Exercise details >> Write out each line beneath this one exactly as it reads.

--- START ---

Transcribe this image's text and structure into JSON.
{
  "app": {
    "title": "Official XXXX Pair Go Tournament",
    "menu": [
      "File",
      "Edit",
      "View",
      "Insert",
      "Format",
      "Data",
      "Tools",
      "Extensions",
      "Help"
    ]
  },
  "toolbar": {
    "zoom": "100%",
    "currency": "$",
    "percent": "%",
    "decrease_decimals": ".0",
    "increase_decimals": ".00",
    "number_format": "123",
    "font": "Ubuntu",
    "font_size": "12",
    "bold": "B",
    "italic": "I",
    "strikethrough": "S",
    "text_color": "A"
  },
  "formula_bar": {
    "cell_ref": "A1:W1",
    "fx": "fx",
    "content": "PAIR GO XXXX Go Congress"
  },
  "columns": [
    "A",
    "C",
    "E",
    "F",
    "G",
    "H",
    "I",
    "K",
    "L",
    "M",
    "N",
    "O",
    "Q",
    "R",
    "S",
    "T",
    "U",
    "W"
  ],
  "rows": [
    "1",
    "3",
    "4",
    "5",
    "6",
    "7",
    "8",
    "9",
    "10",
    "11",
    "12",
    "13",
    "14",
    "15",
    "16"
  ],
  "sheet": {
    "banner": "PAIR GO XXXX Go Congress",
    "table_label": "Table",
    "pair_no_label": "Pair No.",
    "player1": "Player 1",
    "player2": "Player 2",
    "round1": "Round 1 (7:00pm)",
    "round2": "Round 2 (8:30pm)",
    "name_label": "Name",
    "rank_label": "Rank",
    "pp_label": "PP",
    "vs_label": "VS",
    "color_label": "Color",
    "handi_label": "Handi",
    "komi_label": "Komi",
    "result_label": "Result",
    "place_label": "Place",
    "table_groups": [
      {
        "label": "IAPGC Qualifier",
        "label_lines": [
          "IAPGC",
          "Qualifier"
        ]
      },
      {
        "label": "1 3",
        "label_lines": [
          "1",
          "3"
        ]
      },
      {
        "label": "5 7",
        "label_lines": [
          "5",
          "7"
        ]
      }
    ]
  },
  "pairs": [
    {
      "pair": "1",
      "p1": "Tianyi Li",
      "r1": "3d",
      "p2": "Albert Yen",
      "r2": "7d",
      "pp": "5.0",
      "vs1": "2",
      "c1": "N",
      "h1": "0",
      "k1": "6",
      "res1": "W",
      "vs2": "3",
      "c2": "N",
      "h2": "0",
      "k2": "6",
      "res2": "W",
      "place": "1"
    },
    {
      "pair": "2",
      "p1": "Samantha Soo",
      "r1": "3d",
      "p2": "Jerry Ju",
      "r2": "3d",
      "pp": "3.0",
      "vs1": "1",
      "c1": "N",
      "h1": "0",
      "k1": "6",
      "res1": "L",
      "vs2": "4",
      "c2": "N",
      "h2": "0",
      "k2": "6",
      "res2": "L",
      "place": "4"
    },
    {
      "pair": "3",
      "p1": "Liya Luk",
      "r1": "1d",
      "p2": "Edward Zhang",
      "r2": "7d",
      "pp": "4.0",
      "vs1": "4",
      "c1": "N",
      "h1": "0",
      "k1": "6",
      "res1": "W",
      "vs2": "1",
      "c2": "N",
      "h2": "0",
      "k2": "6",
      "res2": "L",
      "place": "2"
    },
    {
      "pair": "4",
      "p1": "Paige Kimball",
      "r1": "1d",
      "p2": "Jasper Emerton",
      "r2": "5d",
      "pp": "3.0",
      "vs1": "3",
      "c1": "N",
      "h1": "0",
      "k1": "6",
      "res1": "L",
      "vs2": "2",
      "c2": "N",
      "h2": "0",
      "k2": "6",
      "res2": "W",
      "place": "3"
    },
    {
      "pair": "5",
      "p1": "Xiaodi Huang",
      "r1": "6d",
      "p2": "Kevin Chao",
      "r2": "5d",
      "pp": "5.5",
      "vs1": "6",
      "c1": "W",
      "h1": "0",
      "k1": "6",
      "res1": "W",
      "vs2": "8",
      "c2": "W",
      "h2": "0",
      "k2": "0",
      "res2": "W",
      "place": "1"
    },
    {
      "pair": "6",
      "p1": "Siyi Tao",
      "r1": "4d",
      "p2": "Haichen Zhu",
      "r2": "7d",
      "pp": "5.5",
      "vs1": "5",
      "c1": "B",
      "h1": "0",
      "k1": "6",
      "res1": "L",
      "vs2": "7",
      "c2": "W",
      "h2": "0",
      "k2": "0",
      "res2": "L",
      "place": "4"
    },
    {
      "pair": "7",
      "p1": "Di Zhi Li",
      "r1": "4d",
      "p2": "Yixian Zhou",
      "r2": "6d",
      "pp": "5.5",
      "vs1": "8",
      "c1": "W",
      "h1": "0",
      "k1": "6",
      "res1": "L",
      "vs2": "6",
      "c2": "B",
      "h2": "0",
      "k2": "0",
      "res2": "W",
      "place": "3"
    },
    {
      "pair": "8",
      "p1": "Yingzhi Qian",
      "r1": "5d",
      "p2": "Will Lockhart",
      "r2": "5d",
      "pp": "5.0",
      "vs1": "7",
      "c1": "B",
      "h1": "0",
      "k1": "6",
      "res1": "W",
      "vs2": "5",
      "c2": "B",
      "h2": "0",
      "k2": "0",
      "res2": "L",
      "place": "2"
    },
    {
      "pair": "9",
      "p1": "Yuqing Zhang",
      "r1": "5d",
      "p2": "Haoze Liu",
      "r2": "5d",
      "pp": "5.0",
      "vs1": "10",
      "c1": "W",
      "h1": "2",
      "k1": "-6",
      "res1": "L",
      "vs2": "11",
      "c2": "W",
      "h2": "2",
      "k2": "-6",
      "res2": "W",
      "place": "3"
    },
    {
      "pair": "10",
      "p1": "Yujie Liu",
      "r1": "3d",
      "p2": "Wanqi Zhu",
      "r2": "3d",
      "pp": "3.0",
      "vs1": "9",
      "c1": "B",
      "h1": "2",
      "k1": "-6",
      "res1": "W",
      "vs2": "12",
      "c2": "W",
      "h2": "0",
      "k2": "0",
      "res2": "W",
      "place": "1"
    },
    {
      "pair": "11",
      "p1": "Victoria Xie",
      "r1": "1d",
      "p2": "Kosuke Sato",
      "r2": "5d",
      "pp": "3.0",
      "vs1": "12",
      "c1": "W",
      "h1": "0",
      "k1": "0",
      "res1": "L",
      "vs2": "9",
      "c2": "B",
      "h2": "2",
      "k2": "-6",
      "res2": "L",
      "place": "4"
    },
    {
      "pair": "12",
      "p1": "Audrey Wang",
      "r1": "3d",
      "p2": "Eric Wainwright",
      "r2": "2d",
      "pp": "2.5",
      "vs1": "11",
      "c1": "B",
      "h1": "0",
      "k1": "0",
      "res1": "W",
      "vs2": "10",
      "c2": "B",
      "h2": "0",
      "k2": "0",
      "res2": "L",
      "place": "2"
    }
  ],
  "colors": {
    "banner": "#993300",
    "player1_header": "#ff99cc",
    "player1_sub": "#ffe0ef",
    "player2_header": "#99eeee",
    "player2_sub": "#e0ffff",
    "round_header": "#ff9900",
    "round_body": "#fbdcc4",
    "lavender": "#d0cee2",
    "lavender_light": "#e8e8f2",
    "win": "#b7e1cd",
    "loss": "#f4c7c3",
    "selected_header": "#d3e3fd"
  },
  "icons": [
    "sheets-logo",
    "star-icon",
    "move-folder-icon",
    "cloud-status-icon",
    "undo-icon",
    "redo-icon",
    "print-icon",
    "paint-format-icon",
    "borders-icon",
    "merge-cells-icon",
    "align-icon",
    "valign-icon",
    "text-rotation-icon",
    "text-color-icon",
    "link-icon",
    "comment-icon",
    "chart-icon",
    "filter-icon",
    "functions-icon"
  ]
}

--- END ---

Solution for this exercise >>
Transcribe this image's text and structure into JSON.
{
  "app": {
    "title": "Official XXXX Pair Go Tournament",
    "menu": [
      "File",
      "Edit",
      "View",
      "Insert",
      "Format",
      "Data",
      "Tools",
      "Extensions",
      "Help"
    ]
  },
  "toolbar": {
    "zoom": "100%",
    "currency": "$",
    "percent": "%",
    "decrease_decimals": ".0",
    "increase_decimals": ".00",
    "number_format": "123",
    "font": "Ubuntu",
    "font_size": "12",
    "bold": "B",
    "italic": "I",
    "strikethrough": "S",
    "text_color": "A"
  },
  "formula_bar": {
    "cell_ref": "A1:W1",
    "fx": "fx",
    "content": "PAIR GO XXXX Go Congress"
  },
  "columns": [
    "A",
    "C",
    "E",
    "F",
    "G",
    "H",
    "I",
    "K",
    "L",
    "M",
    "N",
    "O",
    "Q",
    "R",
    "S",
    "T",
    "U",
    "W"
  ],
  "rows": [
    "1",
    "3",
    "4",
    "5",
    "6",
    "7",
    "8",
    "9",
    "10",
    "11",
    "12",
    "13",
    "14",
    "15",
    "16"
  ],
  "sheet": {
    "banner": "PAIR GO XXXX Go Congress",
    "table_label": "Table",
    "pair_no_label": "Pair No.",
    "player1": "Player 1",
    "player2": "Player 2",
    "round1": "Round 1 (7:00pm)",
    "round2": "Round 2 (8:30pm)",
    "name_label": "Name",
    "rank_label": "Rank",
    "pp_label": "PP",
    "vs_label": "VS",
    "color_label": "Color",
    "handi_label": "Handi",
    "komi_label": "Komi",
    "result_label": "Result",
    "place_label": "Place",
    "table_groups": [
      {
        "label": "IAPGC Qualifier",
        "label_lines": [
          "IAPGC",
          "Qualifier"
        ]
      },
      {
        "label": "1 3",
        "label_lines": [
          "1",
          "3"
        ]
      },
      {
        "label": "5 7",
        "label_lines": [
          "5",
          "7"
        ]
      }
    ]
  },
  "pairs": [
    {
      "pair": "1",
      "p1": "Tianyi Li",
      "r1": "3d",
      "p2": "Albert Yen",
      "r2": "7d",
      "pp": "5.0",
      "vs1": "2",
      "c1": "N",
      "h1": "0",
      "k1": "6",
      "res1": "W",
      "vs2": "3",
      "c2": "N",
      "h2": "0",
      "k2": "6",
      "res2": "W",
      "place": "1"
    },
    {
      "pair": "2",
      "p1": "Samantha Soo",
      "r1": "3d",
      "p2": "Jerry Ju",
      "r2": "3d",
      "pp": "3.0",
      "vs1": "1",
      "c1": "N",
      "h1": "0",
      "k1": "6",
      "res1": "L",
      "vs2": "4",
      "c2": "N",
      "h2": "0",
      "k2": "6",
      "res2": "L",
      "place": "4"
    },
    {
      "pair": "3",
      "p1": "Liya Luk",
      "r1": "1d",
      "p2": "Edward Zhang",
      "r2": "7d",
      "pp": "4.0",
      "vs1": "4",
      "c1": "N",
      "h1": "0",
      "k1": "6",
      "res1": "W",
      "vs2": "1",
      "c2": "N",
      "h2": "0",
      "k2": "6",
      "res2": "L",
      "place": "2"
    },
    {
      "pair": "4",
      "p1": "Paige Kimball",
      "r1": "1d",
      "p2": "Jasper Emerton",
      "r2": "5d",
      "pp": "3.0",
      "vs1": "3",
      "c1": "N",
      "h1": "0",
      "k1": "6",
      "res1": "L",
      "vs2": "2",
      "c2": "N",
      "h2": "0",
      "k2": "6",
      "res2": "W",
      "place": "3"
    },
    {
      "pair": "5",
      "p1": "Xiaodi Huang",
      "r1": "6d",
      "p2": "Kevin Chao",
      "r2": "5d",
      "pp": "5.5",
      "vs1": "6",
      "c1": "W",
      "h1": "0",
      "k1": "6",
      "res1": "W",
      "vs2": "8",
      "c2": "W",
      "h2": "0",
      "k2": "0",
      "res2": "W",
      "place": "1"
    },
    {
      "pair": "6",
      "p1": "Siyi Tao",
      "r1": "4d",
      "p2": "Haichen Zhu",
      "r2": "7d",
      "pp": "5.5",
      "vs1": "5",
      "c1": "B",
      "h1": "0",
      "k1": "6",
      "res1": "L",
      "vs2": "7",
      "c2": "W",
      "h2": "0",
      "k2": "0",
      "res2": "L",
      "place": "4"
    },
    {
      "pair": "7",
      "p1": "Di Zhi Li",
      "r1": "4d",
      "p2": "Yixian Zhou",
      "r2": "6d",
      "pp": "5.5",
      "vs1": "8",
      "c1": "W",
      "h1": "0",
      "k1": "6",
      "res1": "L",
      "vs2": "6",
      "c2": "B",
      "h2": "0",
      "k2": "0",
      "res2": "W",
      "place": "3"
    },
    {
      "pair": "8",
      "p1": "Yingzhi Qian",
      "r1": "5d",
      "p2": "Will Lockhart",
      "r2": "5d",
      "pp": "5.0",
      "vs1": "7",
      "c1": "B",
      "h1": "0",
      "k1": "6",
      "res1": "W",
      "vs2": "5",
      "c2": "B",
      "h2": "0",
      "k2": "0",
      "res2": "L",
      "place": "2"
    },
    {
      "pair": "9",
      "p1": "Yuqing Zhang",
      "r1": "5d",
      "p2": "Haoze Liu",
      "r2": "5d",
      "pp": "5.0",
      "vs1": "10",
      "c1": "W",
      "h1": "2",
      "k1": "-6",
      "res1": "L",
      "vs2": "11",
      "c2": "W",
      "h2": "2",
      "k2": "-6",
      "res2": "W",
      "place": "3"
    },
    {
      "pair": "10",
      "p1": "Yujie Liu",
      "r1": "3d",
      "p2": "Wanqi Zhu",
      "r2": "3d",
      "pp": "3.0",
      "vs1": "9",
      "c1": "B",
      "h1": "2",
      "k1": "-6",
      "res1": "W",
      "vs2": "12",
      "c2": "W",
      "h2": "0",
      "k2": "0",
      "res2": "W",
      "place": "1"
    },
    {
      "pair": "11",
      "p1": "Victoria Xie",
      "r1": "1d",
      "p2": "Kosuke Sato",
      "r2": "5d",
      "pp": "3.0",
      "vs1": "12",
      "c1": "W",
      "h1": "0",
      "k1": "0",
      "res1": "L",
      "vs2": "9",
      "c2": "B",
      "h2": "2",
      "k2": "-6",
      "res2": "L",
      "place": "4"
    },
    {
      "pair": "12",
      "p1": "Audrey Wang",
      "r1": "3d",
      "p2": "Eric Wainwright",
      "r2": "2d",
      "pp": "2.5",
      "vs1": "11",
      "c1": "B",
      "h1": "0",
      "k1": "0",
      "res1": "W",
      "vs2": "10",
      "c2": "B",
      "h2": "0",
      "k2": "0",
      "res2": "L",
      "place": "2"
    }
  ],
  "colors": {
    "banner": "#993300",
    "player1_header": "#ff99cc",
    "player1_sub": "#ffe0ef",
    "player2_header": "#99eeee",
    "player2_sub": "#e0ffff",
    "round_header": "#ff9900",
    "round_body": "#fbdcc4",
    "lavender": "#d0cee2",
    "lavender_light": "#e8e8f2",
    "win": "#b7e1cd",
    "loss": "#f4c7c3",
    "selected_header": "#d3e3fd"
  },
  "icons": [
    "sheets-logo",
    "star-icon",
    "move-folder-icon",
    "cloud-status-icon",
    "undo-icon",
    "redo-icon",
    "print-icon",
    "paint-format-icon",
    "borders-icon",
    "merge-cells-icon",
    "align-icon",
    "valign-icon",
    "text-rotation-icon",
    "text-color-icon",
    "link-icon",
    "comment-icon",
    "chart-icon",
    "filter-icon",
    "functions-icon"
  ]
}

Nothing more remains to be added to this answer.